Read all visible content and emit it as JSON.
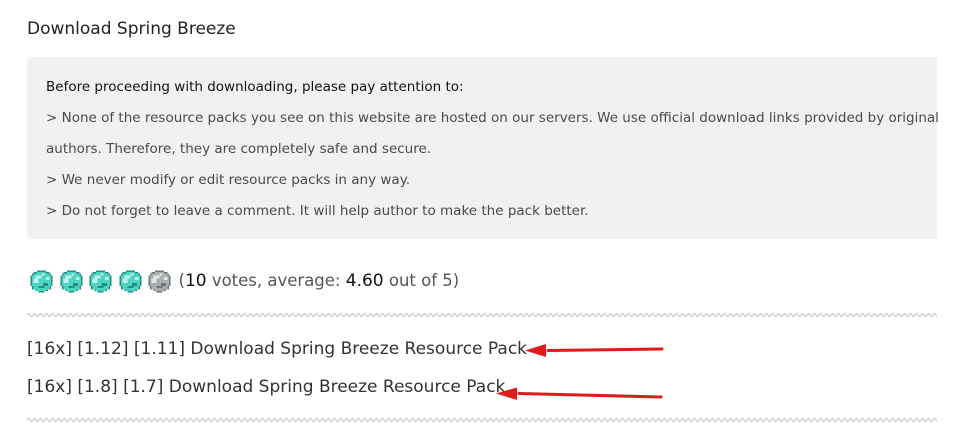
{
  "section": {
    "title": "Download Spring Breeze"
  },
  "notice": {
    "heading": "Before proceeding with downloading, please pay attention to:",
    "lines": [
      "> None of the resource packs you see on this website are hosted on our servers. We use official download links provided by original",
      "authors. Therefore, they are completely safe and secure.",
      "> We never modify or edit resource packs in any way.",
      "> Do not forget to leave a comment. It will help author to make the pack better."
    ]
  },
  "rating": {
    "icon": "diamond-gem-icon",
    "max": 5,
    "value": 4.6,
    "open": "(",
    "votes": "10",
    "votes_text": " votes, average: ",
    "average": "4.60",
    "out_of_text": " out of 5)"
  },
  "downloads": [
    {
      "label": "[16x] [1.12] [1.11] Download Spring Breeze Resource Pack"
    },
    {
      "label": "[16x] [1.8] [1.7] Download Spring Breeze Resource Pack"
    }
  ],
  "colors": {
    "notice_background": "#f1f1f1",
    "gem_light": "#bdf3ea",
    "gem_mid": "#4fd3c3",
    "gem_dark": "#1f8f85",
    "gem_empty": "#a9aeb0",
    "arrow": "#e01b1b",
    "wavy_line": "#c9c9c9"
  }
}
□ □ □ □ □ □ □
▶ Written request
Return all the entries word for word, but omit any pictures they contain.

▶ Response to the task
Read all visible content and emit it as JSON.
{
  "section": {
    "title": "Download Spring Breeze"
  },
  "notice": {
    "heading": "Before proceeding with downloading, please pay attention to:",
    "lines": [
      "> None of the resource packs you see on this website are hosted on our servers. We use official download links provided by original",
      "authors. Therefore, they are completely safe and secure.",
      "> We never modify or edit resource packs in any way.",
      "> Do not forget to leave a comment. It will help author to make the pack better."
    ]
  },
  "rating": {
    "icon": "diamond-gem-icon",
    "max": 5,
    "value": 4.6,
    "open": "(",
    "votes": "10",
    "votes_text": " votes, average: ",
    "average": "4.60",
    "out_of_text": " out of 5)"
  },
  "downloads": [
    {
      "label": "[16x] [1.12] [1.11] Download Spring Breeze Resource Pack"
    },
    {
      "label": "[16x] [1.8] [1.7] Download Spring Breeze Resource Pack"
    }
  ],
  "colors": {
    "notice_background": "#f1f1f1",
    "gem_light": "#bdf3ea",
    "gem_mid": "#4fd3c3",
    "gem_dark": "#1f8f85",
    "gem_empty": "#a9aeb0",
    "arrow": "#e01b1b",
    "wavy_line": "#c9c9c9"
  }
}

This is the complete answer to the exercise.